## BEGIN Data listing

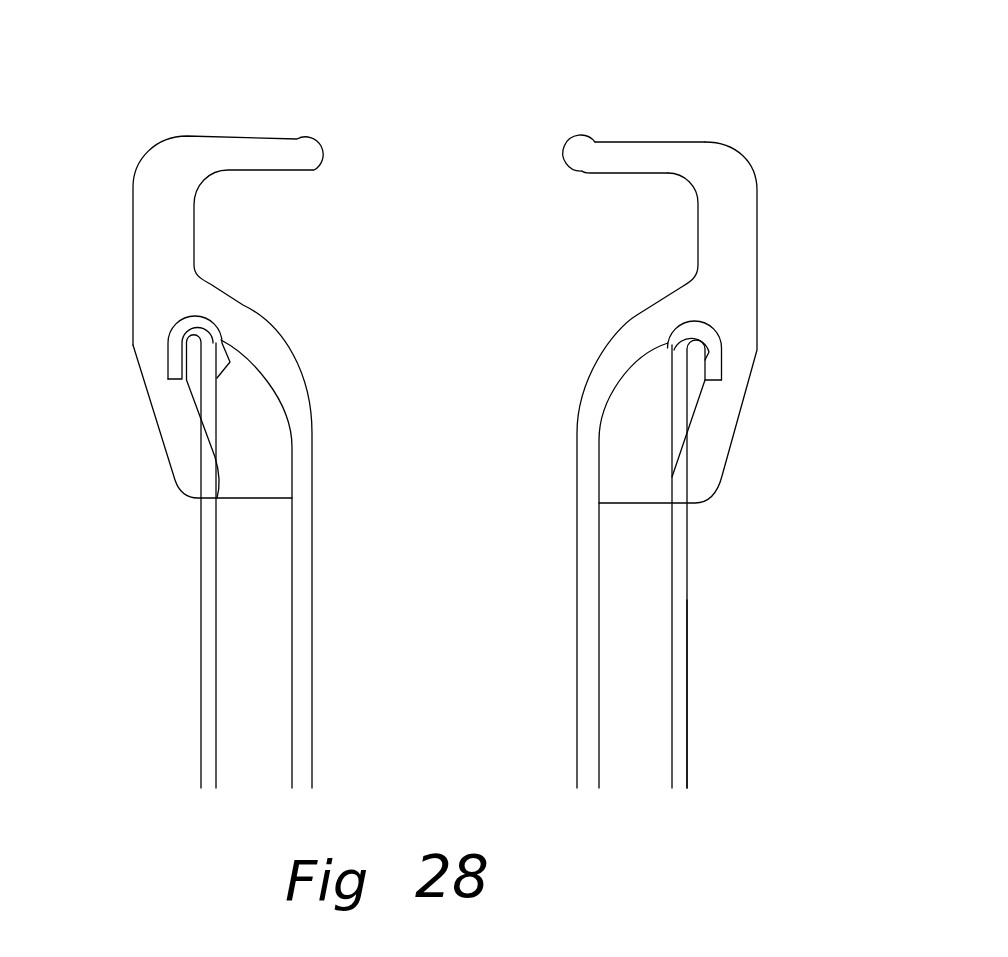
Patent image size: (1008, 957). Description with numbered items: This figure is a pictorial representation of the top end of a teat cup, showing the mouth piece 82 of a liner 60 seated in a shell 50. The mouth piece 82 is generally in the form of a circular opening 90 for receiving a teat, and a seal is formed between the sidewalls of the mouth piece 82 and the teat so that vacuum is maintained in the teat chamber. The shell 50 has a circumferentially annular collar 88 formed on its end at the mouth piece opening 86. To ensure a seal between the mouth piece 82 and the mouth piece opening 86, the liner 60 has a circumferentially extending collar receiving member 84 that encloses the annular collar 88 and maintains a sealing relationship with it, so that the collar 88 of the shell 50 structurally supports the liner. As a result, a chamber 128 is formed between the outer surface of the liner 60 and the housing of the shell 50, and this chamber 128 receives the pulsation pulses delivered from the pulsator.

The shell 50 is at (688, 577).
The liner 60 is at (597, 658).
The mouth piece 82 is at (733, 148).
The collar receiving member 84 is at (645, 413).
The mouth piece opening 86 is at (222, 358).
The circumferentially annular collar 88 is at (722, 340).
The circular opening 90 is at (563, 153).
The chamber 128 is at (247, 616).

## END Data listing
## BEGIN Data listing

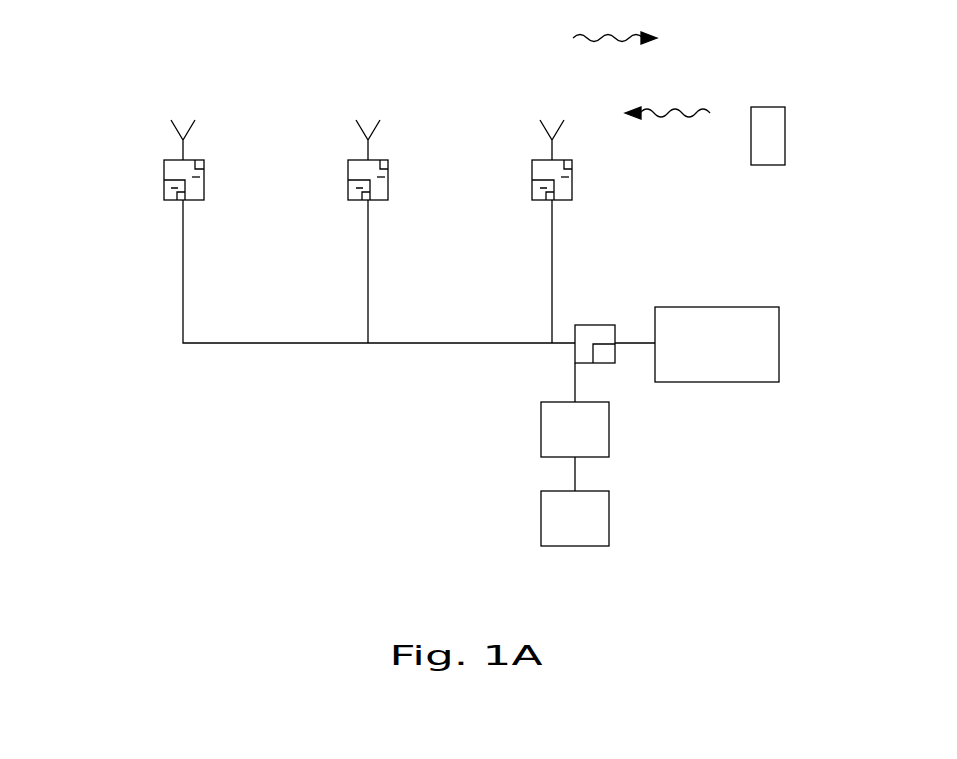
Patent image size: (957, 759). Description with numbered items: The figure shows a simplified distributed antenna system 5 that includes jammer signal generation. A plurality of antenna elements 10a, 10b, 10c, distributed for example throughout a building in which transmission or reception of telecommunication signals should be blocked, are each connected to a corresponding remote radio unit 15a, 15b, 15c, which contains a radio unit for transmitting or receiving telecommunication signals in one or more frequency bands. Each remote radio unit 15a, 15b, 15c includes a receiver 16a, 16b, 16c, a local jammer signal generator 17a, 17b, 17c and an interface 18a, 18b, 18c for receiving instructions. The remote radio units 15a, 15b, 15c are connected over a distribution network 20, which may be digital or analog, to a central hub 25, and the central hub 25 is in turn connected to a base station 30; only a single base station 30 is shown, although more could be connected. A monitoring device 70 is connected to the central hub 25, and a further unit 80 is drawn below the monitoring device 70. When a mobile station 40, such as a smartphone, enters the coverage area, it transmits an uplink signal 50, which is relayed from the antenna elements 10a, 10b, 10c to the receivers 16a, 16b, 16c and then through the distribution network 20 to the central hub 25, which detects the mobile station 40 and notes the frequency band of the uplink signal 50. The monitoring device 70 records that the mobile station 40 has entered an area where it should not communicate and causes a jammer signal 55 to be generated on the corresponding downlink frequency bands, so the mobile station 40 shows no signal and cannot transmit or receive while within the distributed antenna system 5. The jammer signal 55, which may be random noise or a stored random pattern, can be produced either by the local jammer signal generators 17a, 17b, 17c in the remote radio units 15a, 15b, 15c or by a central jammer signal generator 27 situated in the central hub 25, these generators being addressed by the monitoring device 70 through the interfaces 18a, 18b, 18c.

## END Data listing

• What to do: Count the lines of the records above that contain the string "circular", and reply with the number only.

• Written response: 2